Instructions to follow:
All the data should come back exactly as it was given.

Figure dataset records:
--- BEGIN ---

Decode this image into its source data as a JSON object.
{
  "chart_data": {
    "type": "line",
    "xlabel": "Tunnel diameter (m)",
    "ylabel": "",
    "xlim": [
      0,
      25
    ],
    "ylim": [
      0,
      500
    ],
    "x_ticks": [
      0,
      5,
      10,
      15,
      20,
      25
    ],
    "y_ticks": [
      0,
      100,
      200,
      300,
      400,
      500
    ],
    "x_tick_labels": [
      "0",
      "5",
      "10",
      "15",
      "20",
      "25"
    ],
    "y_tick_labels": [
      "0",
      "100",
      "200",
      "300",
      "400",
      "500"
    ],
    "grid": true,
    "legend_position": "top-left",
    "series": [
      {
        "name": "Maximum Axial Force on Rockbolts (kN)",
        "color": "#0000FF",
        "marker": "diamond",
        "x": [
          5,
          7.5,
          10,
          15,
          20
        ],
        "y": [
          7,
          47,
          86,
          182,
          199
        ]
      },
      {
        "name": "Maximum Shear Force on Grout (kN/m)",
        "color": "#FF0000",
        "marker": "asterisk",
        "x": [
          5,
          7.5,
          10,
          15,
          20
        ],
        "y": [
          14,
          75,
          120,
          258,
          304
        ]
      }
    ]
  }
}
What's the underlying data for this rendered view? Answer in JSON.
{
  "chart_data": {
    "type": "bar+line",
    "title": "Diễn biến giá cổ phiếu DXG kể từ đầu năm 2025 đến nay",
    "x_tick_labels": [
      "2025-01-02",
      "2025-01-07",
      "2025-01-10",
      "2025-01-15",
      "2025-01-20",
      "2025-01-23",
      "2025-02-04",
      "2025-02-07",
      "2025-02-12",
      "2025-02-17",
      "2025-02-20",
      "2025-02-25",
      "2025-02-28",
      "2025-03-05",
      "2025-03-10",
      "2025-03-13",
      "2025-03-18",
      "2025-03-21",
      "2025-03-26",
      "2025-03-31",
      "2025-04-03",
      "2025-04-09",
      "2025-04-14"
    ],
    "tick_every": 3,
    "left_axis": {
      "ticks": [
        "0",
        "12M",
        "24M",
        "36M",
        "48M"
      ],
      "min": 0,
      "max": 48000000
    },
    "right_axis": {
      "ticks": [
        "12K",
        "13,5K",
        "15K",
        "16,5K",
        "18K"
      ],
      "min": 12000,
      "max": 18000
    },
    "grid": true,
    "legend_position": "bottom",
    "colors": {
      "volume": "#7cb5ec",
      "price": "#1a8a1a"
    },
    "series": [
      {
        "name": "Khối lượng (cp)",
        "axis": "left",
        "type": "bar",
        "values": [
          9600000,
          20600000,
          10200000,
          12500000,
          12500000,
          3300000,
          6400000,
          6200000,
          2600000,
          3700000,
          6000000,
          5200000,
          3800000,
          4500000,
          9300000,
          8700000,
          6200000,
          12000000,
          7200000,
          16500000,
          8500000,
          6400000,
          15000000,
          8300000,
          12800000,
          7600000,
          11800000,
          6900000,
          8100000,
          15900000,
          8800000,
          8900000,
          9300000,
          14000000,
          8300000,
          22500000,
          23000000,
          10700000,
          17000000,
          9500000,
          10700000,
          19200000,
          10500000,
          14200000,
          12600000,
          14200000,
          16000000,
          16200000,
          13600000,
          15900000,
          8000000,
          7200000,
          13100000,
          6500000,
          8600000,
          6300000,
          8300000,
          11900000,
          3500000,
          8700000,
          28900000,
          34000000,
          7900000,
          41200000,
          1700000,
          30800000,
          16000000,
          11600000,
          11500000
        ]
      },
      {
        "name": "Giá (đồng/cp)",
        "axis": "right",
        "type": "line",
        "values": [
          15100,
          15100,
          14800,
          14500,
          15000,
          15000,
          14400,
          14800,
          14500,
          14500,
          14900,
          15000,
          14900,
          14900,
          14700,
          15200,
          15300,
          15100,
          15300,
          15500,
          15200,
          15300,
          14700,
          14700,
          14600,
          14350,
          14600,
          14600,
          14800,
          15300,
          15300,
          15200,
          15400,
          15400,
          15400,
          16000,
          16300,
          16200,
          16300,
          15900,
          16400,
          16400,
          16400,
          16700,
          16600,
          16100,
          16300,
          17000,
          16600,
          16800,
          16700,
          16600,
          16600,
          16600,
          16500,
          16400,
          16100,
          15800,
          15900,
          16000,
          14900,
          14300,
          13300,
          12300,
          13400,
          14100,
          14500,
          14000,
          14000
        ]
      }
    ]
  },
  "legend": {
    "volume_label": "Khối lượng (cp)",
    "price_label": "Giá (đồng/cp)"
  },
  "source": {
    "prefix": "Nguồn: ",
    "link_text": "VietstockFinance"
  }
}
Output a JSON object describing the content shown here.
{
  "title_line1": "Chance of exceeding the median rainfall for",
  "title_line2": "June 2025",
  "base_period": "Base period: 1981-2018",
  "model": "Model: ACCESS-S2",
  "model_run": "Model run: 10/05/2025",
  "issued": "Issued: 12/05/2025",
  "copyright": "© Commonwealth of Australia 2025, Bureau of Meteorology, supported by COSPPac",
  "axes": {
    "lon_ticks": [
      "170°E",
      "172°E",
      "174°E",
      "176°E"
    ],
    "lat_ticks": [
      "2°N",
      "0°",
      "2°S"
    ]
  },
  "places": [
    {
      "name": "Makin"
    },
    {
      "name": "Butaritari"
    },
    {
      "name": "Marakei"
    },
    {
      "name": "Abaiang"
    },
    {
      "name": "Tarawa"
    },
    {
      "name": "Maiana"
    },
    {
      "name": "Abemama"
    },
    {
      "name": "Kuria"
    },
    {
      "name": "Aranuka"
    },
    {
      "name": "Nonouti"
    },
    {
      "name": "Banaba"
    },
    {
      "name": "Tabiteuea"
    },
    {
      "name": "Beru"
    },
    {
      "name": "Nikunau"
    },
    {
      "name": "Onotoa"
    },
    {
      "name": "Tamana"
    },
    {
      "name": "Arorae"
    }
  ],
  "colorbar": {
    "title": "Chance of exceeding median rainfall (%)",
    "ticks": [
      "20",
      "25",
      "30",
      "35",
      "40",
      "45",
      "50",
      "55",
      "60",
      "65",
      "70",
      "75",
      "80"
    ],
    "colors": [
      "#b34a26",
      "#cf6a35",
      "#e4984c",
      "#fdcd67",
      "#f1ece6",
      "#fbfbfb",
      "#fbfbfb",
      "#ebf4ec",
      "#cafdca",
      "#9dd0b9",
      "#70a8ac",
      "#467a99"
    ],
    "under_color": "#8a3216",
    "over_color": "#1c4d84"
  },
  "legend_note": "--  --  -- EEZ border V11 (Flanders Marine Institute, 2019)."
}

--- END ---

Full solution:
Decode this image into its source data as a JSON object.
{
  "chart_data": {
    "type": "line",
    "xlabel": "Tunnel diameter (m)",
    "ylabel": "",
    "xlim": [
      0,
      25
    ],
    "ylim": [
      0,
      500
    ],
    "x_ticks": [
      0,
      5,
      10,
      15,
      20,
      25
    ],
    "y_ticks": [
      0,
      100,
      200,
      300,
      400,
      500
    ],
    "x_tick_labels": [
      "0",
      "5",
      "10",
      "15",
      "20",
      "25"
    ],
    "y_tick_labels": [
      "0",
      "100",
      "200",
      "300",
      "400",
      "500"
    ],
    "grid": true,
    "legend_position": "top-left",
    "series": [
      {
        "name": "Maximum Axial Force on Rockbolts (kN)",
        "color": "#0000FF",
        "marker": "diamond",
        "x": [
          5,
          7.5,
          10,
          15,
          20
        ],
        "y": [
          7,
          47,
          86,
          182,
          199
        ]
      },
      {
        "name": "Maximum Shear Force on Grout (kN/m)",
        "color": "#FF0000",
        "marker": "asterisk",
        "x": [
          5,
          7.5,
          10,
          15,
          20
        ],
        "y": [
          14,
          75,
          120,
          258,
          304
        ]
      }
    ]
  }
}
What's the underlying data for this rendered view? Answer in JSON.
{
  "chart_data": {
    "type": "bar+line",
    "title": "Diễn biến giá cổ phiếu DXG kể từ đầu năm 2025 đến nay",
    "x_tick_labels": [
      "2025-01-02",
      "2025-01-07",
      "2025-01-10",
      "2025-01-15",
      "2025-01-20",
      "2025-01-23",
      "2025-02-04",
      "2025-02-07",
      "2025-02-12",
      "2025-02-17",
      "2025-02-20",
      "2025-02-25",
      "2025-02-28",
      "2025-03-05",
      "2025-03-10",
      "2025-03-13",
      "2025-03-18",
      "2025-03-21",
      "2025-03-26",
      "2025-03-31",
      "2025-04-03",
      "2025-04-09",
      "2025-04-14"
    ],
    "tick_every": 3,
    "left_axis": {
      "ticks": [
        "0",
        "12M",
        "24M",
        "36M",
        "48M"
      ],
      "min": 0,
      "max": 48000000
    },
    "right_axis": {
      "ticks": [
        "12K",
        "13,5K",
        "15K",
        "16,5K",
        "18K"
      ],
      "min": 12000,
      "max": 18000
    },
    "grid": true,
    "legend_position": "bottom",
    "colors": {
      "volume": "#7cb5ec",
      "price": "#1a8a1a"
    },
    "series": [
      {
        "name": "Khối lượng (cp)",
        "axis": "left",
        "type": "bar",
        "values": [
          9600000,
          20600000,
          10200000,
          12500000,
          12500000,
          3300000,
          6400000,
          6200000,
          2600000,
          3700000,
          6000000,
          5200000,
          3800000,
          4500000,
          9300000,
          8700000,
          6200000,
          12000000,
          7200000,
          16500000,
          8500000,
          6400000,
          15000000,
          8300000,
          12800000,
          7600000,
          11800000,
          6900000,
          8100000,
          15900000,
          8800000,
          8900000,
          9300000,
          14000000,
          8300000,
          22500000,
          23000000,
          10700000,
          17000000,
          9500000,
          10700000,
          19200000,
          10500000,
          14200000,
          12600000,
          14200000,
          16000000,
          16200000,
          13600000,
          15900000,
          8000000,
          7200000,
          13100000,
          6500000,
          8600000,
          6300000,
          8300000,
          11900000,
          3500000,
          8700000,
          28900000,
          34000000,
          7900000,
          41200000,
          1700000,
          30800000,
          16000000,
          11600000,
          11500000
        ]
      },
      {
        "name": "Giá (đồng/cp)",
        "axis": "right",
        "type": "line",
        "values": [
          15100,
          15100,
          14800,
          14500,
          15000,
          15000,
          14400,
          14800,
          14500,
          14500,
          14900,
          15000,
          14900,
          14900,
          14700,
          15200,
          15300,
          15100,
          15300,
          15500,
          15200,
          15300,
          14700,
          14700,
          14600,
          14350,
          14600,
          14600,
          14800,
          15300,
          15300,
          15200,
          15400,
          15400,
          15400,
          16000,
          16300,
          16200,
          16300,
          15900,
          16400,
          16400,
          16400,
          16700,
          16600,
          16100,
          16300,
          17000,
          16600,
          16800,
          16700,
          16600,
          16600,
          16600,
          16500,
          16400,
          16100,
          15800,
          15900,
          16000,
          14900,
          14300,
          13300,
          12300,
          13400,
          14100,
          14500,
          14000,
          14000
        ]
      }
    ]
  },
  "legend": {
    "volume_label": "Khối lượng (cp)",
    "price_label": "Giá (đồng/cp)"
  },
  "source": {
    "prefix": "Nguồn: ",
    "link_text": "VietstockFinance"
  }
}
Output a JSON object describing the content shown here.
{
  "title_line1": "Chance of exceeding the median rainfall for",
  "title_line2": "June 2025",
  "base_period": "Base period: 1981-2018",
  "model": "Model: ACCESS-S2",
  "model_run": "Model run: 10/05/2025",
  "issued": "Issued: 12/05/2025",
  "copyright": "© Commonwealth of Australia 2025, Bureau of Meteorology, supported by COSPPac",
  "axes": {
    "lon_ticks": [
      "170°E",
      "172°E",
      "174°E",
      "176°E"
    ],
    "lat_ticks": [
      "2°N",
      "0°",
      "2°S"
    ]
  },
  "places": [
    {
      "name": "Makin"
    },
    {
      "name": "Butaritari"
    },
    {
      "name": "Marakei"
    },
    {
      "name": "Abaiang"
    },
    {
      "name": "Tarawa"
    },
    {
      "name": "Maiana"
    },
    {
      "name": "Abemama"
    },
    {
      "name": "Kuria"
    },
    {
      "name": "Aranuka"
    },
    {
      "name": "Nonouti"
    },
    {
      "name": "Banaba"
    },
    {
      "name": "Tabiteuea"
    },
    {
      "name": "Beru"
    },
    {
      "name": "Nikunau"
    },
    {
      "name": "Onotoa"
    },
    {
      "name": "Tamana"
    },
    {
      "name": "Arorae"
    }
  ],
  "colorbar": {
    "title": "Chance of exceeding median rainfall (%)",
    "ticks": [
      "20",
      "25",
      "30",
      "35",
      "40",
      "45",
      "50",
      "55",
      "60",
      "65",
      "70",
      "75",
      "80"
    ],
    "colors": [
      "#b34a26",
      "#cf6a35",
      "#e4984c",
      "#fdcd67",
      "#f1ece6",
      "#fbfbfb",
      "#fbfbfb",
      "#ebf4ec",
      "#cafdca",
      "#9dd0b9",
      "#70a8ac",
      "#467a99"
    ],
    "under_color": "#8a3216",
    "over_color": "#1c4d84"
  },
  "legend_note": "--  --  -- EEZ border V11 (Flanders Marine Institute, 2019)."
}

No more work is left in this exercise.